= Exercise directions =
Copy every line of the data that contains the string "biweekly".

══ Dataset entries ══

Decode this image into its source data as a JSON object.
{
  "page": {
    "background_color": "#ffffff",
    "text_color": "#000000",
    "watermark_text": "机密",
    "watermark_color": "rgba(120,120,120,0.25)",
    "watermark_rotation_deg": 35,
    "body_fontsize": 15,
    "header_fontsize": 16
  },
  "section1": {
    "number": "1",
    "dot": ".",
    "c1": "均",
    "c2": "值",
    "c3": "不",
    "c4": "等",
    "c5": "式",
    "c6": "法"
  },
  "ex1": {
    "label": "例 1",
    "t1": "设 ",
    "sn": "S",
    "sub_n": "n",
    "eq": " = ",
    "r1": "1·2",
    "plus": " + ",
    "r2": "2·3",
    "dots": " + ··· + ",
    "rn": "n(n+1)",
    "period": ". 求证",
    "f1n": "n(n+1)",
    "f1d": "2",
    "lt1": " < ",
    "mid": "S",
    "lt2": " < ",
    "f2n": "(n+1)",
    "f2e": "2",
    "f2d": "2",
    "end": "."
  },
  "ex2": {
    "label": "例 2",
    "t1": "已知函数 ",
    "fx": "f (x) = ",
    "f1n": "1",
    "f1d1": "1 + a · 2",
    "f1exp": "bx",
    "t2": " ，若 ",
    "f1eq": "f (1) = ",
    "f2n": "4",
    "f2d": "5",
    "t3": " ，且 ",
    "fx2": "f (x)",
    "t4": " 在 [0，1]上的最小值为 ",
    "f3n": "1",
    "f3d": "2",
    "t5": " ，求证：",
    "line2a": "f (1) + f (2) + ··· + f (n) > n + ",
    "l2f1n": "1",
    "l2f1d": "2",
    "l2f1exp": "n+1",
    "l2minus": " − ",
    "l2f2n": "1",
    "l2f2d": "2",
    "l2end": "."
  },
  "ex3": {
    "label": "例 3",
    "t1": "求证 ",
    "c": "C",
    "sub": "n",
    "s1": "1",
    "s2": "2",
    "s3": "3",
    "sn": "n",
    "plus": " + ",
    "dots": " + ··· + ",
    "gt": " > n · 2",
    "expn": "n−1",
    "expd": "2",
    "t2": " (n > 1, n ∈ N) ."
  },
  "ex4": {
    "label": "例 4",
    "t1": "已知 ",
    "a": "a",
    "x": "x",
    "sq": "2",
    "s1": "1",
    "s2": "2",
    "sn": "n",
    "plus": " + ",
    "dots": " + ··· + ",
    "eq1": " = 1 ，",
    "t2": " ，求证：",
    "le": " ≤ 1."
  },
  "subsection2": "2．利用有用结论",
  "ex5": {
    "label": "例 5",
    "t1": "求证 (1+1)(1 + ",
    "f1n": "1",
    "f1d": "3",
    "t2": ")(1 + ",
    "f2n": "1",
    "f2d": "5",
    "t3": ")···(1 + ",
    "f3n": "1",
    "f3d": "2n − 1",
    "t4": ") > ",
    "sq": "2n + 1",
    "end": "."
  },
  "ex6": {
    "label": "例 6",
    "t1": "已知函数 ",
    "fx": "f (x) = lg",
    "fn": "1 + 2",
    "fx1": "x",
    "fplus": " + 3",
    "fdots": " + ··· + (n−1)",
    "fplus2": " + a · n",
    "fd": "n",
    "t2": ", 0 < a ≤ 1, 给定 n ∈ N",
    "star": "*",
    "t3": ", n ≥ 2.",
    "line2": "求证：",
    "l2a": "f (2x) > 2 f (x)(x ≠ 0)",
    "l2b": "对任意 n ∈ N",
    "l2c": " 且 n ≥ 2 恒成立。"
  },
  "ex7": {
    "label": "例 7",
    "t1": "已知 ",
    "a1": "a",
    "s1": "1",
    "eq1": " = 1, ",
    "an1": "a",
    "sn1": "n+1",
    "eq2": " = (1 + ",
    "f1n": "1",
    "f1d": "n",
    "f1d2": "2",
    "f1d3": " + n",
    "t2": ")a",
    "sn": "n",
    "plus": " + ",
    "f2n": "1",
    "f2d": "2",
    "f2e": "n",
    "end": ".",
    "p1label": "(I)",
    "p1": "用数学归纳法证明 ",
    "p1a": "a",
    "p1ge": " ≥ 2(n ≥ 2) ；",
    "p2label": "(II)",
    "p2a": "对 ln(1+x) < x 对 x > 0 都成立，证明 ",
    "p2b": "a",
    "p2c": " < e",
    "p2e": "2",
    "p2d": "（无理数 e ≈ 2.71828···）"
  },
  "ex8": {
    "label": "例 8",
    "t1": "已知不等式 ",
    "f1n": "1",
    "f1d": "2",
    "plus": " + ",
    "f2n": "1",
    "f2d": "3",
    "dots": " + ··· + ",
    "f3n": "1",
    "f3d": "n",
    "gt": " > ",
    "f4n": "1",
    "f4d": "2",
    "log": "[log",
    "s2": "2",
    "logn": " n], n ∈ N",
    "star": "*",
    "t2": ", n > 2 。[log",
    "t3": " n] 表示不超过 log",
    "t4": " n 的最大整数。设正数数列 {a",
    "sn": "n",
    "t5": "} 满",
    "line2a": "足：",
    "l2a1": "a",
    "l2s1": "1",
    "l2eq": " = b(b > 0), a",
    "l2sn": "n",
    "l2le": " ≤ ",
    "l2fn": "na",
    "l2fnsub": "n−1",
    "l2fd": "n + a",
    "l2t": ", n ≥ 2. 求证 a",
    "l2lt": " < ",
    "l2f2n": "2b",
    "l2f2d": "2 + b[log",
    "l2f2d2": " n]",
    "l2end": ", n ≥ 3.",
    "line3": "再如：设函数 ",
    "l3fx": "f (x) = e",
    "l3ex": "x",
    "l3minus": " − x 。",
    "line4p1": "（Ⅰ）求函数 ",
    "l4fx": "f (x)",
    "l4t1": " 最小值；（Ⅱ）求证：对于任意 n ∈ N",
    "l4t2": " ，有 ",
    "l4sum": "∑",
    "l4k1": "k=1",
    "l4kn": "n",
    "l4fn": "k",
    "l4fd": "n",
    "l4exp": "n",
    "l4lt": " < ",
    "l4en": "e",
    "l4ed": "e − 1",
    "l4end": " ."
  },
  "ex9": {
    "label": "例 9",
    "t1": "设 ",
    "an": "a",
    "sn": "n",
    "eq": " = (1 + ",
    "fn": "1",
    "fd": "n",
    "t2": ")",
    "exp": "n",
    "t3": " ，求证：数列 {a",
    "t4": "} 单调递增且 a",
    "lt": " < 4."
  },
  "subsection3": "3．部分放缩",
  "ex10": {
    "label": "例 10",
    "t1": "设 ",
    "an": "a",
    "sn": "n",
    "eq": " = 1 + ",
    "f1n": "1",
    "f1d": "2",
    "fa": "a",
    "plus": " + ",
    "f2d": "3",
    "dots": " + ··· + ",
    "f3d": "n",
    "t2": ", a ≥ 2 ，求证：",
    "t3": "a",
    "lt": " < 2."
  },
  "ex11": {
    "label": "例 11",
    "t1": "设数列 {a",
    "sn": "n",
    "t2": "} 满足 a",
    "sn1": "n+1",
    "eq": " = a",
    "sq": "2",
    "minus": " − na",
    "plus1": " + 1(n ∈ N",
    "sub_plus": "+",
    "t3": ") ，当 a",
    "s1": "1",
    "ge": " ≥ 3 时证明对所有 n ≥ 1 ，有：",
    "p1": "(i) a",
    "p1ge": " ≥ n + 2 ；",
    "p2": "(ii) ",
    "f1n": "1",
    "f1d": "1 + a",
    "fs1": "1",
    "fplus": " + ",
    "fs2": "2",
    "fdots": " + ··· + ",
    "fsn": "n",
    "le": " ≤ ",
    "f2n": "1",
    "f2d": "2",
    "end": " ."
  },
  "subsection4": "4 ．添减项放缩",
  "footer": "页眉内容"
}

═══
══ Dataset entries ══

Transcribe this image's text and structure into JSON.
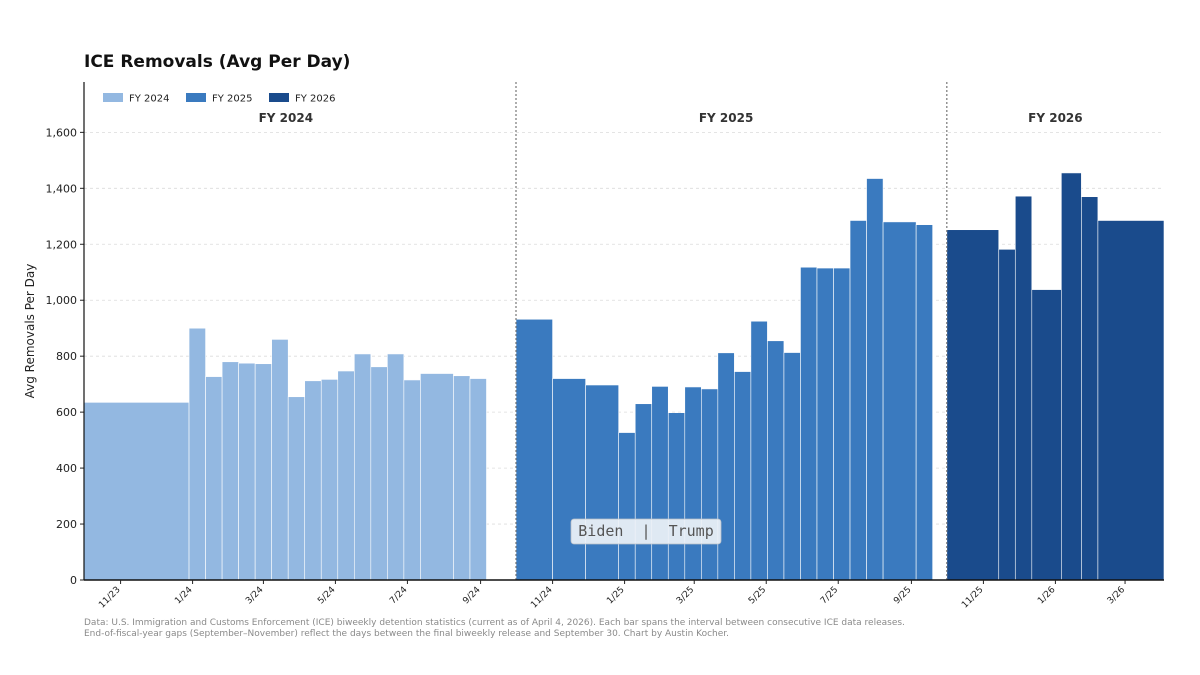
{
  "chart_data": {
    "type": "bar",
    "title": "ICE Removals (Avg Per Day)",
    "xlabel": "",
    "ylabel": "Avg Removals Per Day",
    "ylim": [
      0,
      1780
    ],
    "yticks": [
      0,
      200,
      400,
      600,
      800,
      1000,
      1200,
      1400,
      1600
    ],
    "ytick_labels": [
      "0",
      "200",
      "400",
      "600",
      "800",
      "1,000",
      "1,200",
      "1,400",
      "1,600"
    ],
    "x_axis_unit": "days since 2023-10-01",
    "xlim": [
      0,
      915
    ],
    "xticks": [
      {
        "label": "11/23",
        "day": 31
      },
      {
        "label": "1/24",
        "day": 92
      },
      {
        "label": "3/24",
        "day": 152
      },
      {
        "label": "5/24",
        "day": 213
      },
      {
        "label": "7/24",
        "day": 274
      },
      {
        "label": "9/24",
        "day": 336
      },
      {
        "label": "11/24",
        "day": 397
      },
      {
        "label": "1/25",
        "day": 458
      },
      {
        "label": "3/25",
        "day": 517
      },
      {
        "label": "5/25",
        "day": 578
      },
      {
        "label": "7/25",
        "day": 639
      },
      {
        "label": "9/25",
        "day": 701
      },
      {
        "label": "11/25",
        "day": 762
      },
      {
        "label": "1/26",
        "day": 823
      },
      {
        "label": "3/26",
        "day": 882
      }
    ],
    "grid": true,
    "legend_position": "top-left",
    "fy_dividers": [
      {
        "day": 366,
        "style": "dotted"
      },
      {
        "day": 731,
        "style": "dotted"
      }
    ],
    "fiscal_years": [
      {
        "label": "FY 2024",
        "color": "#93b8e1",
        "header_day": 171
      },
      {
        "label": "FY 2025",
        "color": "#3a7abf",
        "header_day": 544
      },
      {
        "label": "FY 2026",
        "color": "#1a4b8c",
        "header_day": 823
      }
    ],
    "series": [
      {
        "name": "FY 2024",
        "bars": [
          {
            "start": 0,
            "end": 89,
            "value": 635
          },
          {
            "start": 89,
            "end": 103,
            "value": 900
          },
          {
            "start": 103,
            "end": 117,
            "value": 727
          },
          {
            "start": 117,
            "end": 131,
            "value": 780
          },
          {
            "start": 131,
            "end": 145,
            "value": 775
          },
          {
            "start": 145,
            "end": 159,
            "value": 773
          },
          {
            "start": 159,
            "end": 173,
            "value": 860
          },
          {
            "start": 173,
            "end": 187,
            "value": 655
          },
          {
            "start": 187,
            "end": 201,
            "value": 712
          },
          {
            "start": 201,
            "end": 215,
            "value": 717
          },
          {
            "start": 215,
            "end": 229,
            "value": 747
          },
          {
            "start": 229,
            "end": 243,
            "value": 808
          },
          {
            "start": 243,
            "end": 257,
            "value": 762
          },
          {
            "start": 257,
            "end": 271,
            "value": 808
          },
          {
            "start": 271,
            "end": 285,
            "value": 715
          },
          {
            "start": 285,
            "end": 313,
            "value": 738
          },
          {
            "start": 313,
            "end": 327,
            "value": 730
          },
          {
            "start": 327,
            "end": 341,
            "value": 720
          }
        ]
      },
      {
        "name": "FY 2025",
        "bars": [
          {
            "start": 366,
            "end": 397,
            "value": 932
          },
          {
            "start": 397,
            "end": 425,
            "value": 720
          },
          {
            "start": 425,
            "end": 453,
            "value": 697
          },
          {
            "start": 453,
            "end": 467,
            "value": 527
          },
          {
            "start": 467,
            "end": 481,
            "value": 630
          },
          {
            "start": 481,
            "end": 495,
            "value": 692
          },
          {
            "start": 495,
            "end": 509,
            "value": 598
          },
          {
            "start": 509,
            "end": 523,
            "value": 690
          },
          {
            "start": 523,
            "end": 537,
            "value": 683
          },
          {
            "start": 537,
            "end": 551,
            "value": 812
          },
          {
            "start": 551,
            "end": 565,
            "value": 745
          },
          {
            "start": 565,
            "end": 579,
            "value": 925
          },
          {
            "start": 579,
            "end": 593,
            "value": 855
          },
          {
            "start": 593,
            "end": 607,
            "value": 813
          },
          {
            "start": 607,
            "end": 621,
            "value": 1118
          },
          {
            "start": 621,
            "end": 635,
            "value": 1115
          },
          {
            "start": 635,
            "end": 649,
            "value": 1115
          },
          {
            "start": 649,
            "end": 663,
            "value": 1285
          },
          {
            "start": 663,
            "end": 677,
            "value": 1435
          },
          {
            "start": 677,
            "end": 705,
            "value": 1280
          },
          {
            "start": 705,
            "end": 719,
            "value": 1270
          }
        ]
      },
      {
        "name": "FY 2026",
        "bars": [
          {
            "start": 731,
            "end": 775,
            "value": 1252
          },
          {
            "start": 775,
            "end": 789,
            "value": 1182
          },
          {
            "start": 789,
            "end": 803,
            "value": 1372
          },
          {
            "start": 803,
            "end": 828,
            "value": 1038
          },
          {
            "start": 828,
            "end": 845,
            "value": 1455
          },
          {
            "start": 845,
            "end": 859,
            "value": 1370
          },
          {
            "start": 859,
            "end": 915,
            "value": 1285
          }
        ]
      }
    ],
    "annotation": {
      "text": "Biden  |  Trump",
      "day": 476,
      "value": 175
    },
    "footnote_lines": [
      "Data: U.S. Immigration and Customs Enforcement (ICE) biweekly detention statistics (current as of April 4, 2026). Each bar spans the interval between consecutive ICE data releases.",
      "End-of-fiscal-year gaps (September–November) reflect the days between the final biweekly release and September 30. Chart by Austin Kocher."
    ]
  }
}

═══

= Solved problem =
      "Data: U.S. Immigration and Customs Enforcement (ICE) biweekly detention statistics (current as of April 4, 2026). Each bar spans the interval between consecutive ICE data releases.",
      "End-of-fiscal-year gaps (September–November) reflect the days between the final biweekly release and September 30. Chart by Austin Kocher."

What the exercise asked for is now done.